● **Material shown**:
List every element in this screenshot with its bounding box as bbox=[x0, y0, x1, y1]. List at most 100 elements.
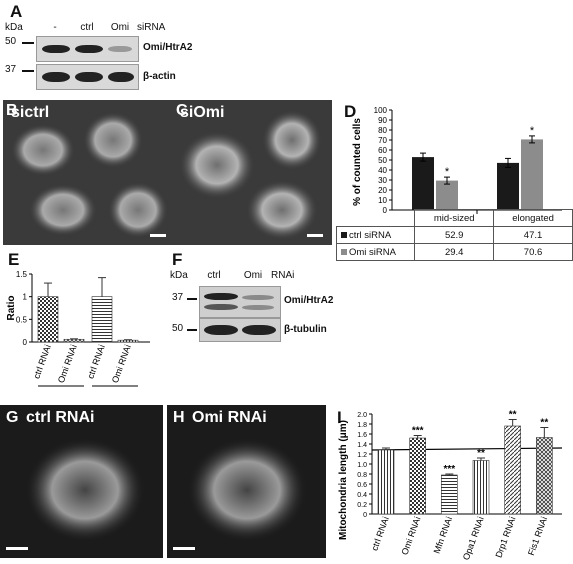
blot-a-suffix: siRNA bbox=[137, 22, 166, 33]
legend-ctrl: ctrl siRNA bbox=[349, 229, 392, 241]
x-tick-label: Mfn RNAi bbox=[432, 515, 455, 555]
bar bbox=[377, 449, 395, 515]
y-tick-label: 2.0 bbox=[357, 412, 367, 419]
panel-label-h: H bbox=[173, 409, 185, 426]
bar bbox=[37, 296, 59, 343]
x-tick-label: Omi RNAi bbox=[110, 343, 133, 384]
blot-band bbox=[204, 293, 238, 300]
panel-label-d: D bbox=[344, 102, 357, 121]
y-tick-label: 10 bbox=[378, 196, 387, 205]
marker-tick bbox=[22, 70, 34, 72]
blot-f-kda: kDa bbox=[170, 270, 188, 281]
micrograph-c-texture bbox=[179, 110, 322, 240]
legend-swatch-omi bbox=[341, 248, 347, 255]
table-cell: 70.6 bbox=[493, 243, 573, 261]
blot-f-marker-50: 50 bbox=[172, 323, 184, 334]
bar-ctrl-siRNA bbox=[497, 162, 519, 210]
panel-label-i: I bbox=[337, 408, 342, 427]
bar bbox=[63, 338, 85, 343]
blot-a-row1-label: Omi/HtrA2 bbox=[143, 42, 193, 53]
scale-bar bbox=[6, 547, 28, 550]
y-tick-label: 0.6 bbox=[357, 482, 367, 489]
y-tick-label: 1.4 bbox=[357, 442, 367, 449]
significance-stars: ** bbox=[540, 418, 548, 429]
chart-e: Ratio 00.511.52 days3 days ctrl RNAiOmi … bbox=[6, 270, 150, 387]
micrograph-g bbox=[0, 405, 163, 558]
y-tick-label: 60 bbox=[378, 146, 387, 155]
table-col-elongated: elongated bbox=[493, 209, 573, 227]
chart-d-table: mid-sized elongated ctrl siRNA 52.9 47.1… bbox=[335, 209, 573, 261]
micrograph-c-label: siOmi bbox=[180, 104, 225, 121]
chart-e-bars: ctrl RNAi Omi RNAi ctrl RNAi Omi RNAi bbox=[31, 277, 139, 384]
y-tick-label: 0.5 bbox=[16, 315, 28, 324]
blot-band bbox=[242, 305, 274, 310]
blot-f-lane-1: ctrl bbox=[207, 270, 221, 281]
x-tick-label: ctrl RNAi bbox=[85, 343, 107, 380]
marker-tick bbox=[22, 42, 34, 44]
y-tick-label: 0 bbox=[363, 512, 367, 519]
blot-a-lane-2: ctrl bbox=[80, 22, 94, 33]
bar bbox=[91, 296, 113, 343]
y-tick-label: 1.6 bbox=[357, 432, 367, 439]
micrograph-h bbox=[167, 405, 326, 558]
panel-label-a: A bbox=[10, 2, 23, 21]
table-cell: 29.4 bbox=[414, 243, 495, 261]
significance-stars: *** bbox=[412, 426, 424, 437]
y-tick-label: 80 bbox=[378, 126, 387, 135]
blot-band bbox=[242, 295, 274, 300]
y-tick-label: 30 bbox=[378, 176, 387, 185]
y-tick-label: 1.2 bbox=[357, 452, 367, 459]
scale-bar bbox=[173, 547, 195, 550]
blot-band bbox=[204, 325, 238, 335]
legend-swatch-ctrl bbox=[341, 231, 347, 238]
blot-band bbox=[42, 45, 70, 53]
chart-i-ylabel: Mitochondria length (μm) bbox=[338, 420, 349, 540]
y-tick-label: 100 bbox=[374, 106, 388, 115]
chart-i: Mitochondria length (μm) 0 0.2 0.4 0.6 0.8 1.… bbox=[338, 410, 563, 561]
blot-f-lane-2: Omi bbox=[243, 270, 263, 281]
blot-f-strip-1 bbox=[199, 286, 281, 318]
micrograph-b-label: sictrl bbox=[11, 104, 50, 121]
marker-tick bbox=[187, 329, 197, 331]
bar bbox=[504, 425, 521, 515]
x-tick-label: Fis1 RNAi bbox=[526, 515, 549, 556]
y-tick-label: 1.8 bbox=[357, 422, 367, 429]
x-tick-label: Omi RNAi bbox=[56, 343, 79, 384]
table-cell: 52.9 bbox=[414, 226, 495, 244]
blot-a-marker-37: 37 bbox=[5, 64, 17, 75]
panel-label-f: F bbox=[172, 250, 183, 269]
panel-label-b: B bbox=[6, 102, 18, 119]
chart-d: % of counted cells 010203040506070809010… bbox=[352, 106, 562, 215]
y-tick-label: 1.0 bbox=[357, 462, 367, 469]
chart-i-axis: 0 0.2 0.4 0.6 0.8 1.0 1.2 1.4 1.6 1.8 2.0 bbox=[357, 412, 563, 519]
micrograph-c: siOmi bbox=[172, 100, 332, 245]
blot-a-lane-3: Omi bbox=[110, 22, 130, 33]
bar bbox=[441, 474, 458, 515]
bar bbox=[117, 339, 139, 343]
micrograph-h-texture bbox=[187, 438, 307, 542]
bar-ctrl-siRNA bbox=[412, 157, 434, 210]
significance-star: * bbox=[445, 166, 450, 178]
y-tick-label: 1 bbox=[23, 293, 28, 302]
blot-f-suffix: RNAi bbox=[271, 270, 295, 281]
significance-stars: *** bbox=[443, 464, 455, 475]
blot-band bbox=[108, 72, 134, 82]
blot-f-row2-label: β-tubulin bbox=[284, 324, 327, 335]
bar bbox=[472, 460, 490, 515]
y-tick-label: 70 bbox=[378, 136, 387, 145]
scale-bar bbox=[307, 234, 323, 237]
marker-tick bbox=[187, 298, 197, 300]
y-tick-label: 50 bbox=[378, 156, 387, 165]
y-tick-label: 0 bbox=[23, 338, 28, 347]
blot-band bbox=[42, 72, 70, 82]
significance-stars: ** bbox=[509, 410, 517, 421]
blot-f-marker-37: 37 bbox=[172, 292, 184, 303]
micrograph-h-label: Omi RNAi bbox=[192, 409, 267, 426]
blot-f-strip-2 bbox=[199, 318, 281, 342]
blot-band bbox=[75, 72, 103, 82]
micrograph-b: sictrl bbox=[3, 100, 172, 245]
x-tick-label: ctrl RNAi bbox=[31, 343, 53, 380]
y-tick-label: 0.2 bbox=[357, 502, 367, 509]
blot-band bbox=[204, 304, 238, 310]
blot-a-marker-50: 50 bbox=[5, 36, 17, 47]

● **What you need to do**:
Check each line of the data above for the word "length" and copy the ones where it is found.

● **Exercise response**:
chart-i-ylabel: Mitochondria length (μm) bbox=[338, 420, 349, 540]
chart-i: Mitochondria length (μm) 0 0.2 0.4 0.6 0.8 1.… bbox=[338, 410, 563, 561]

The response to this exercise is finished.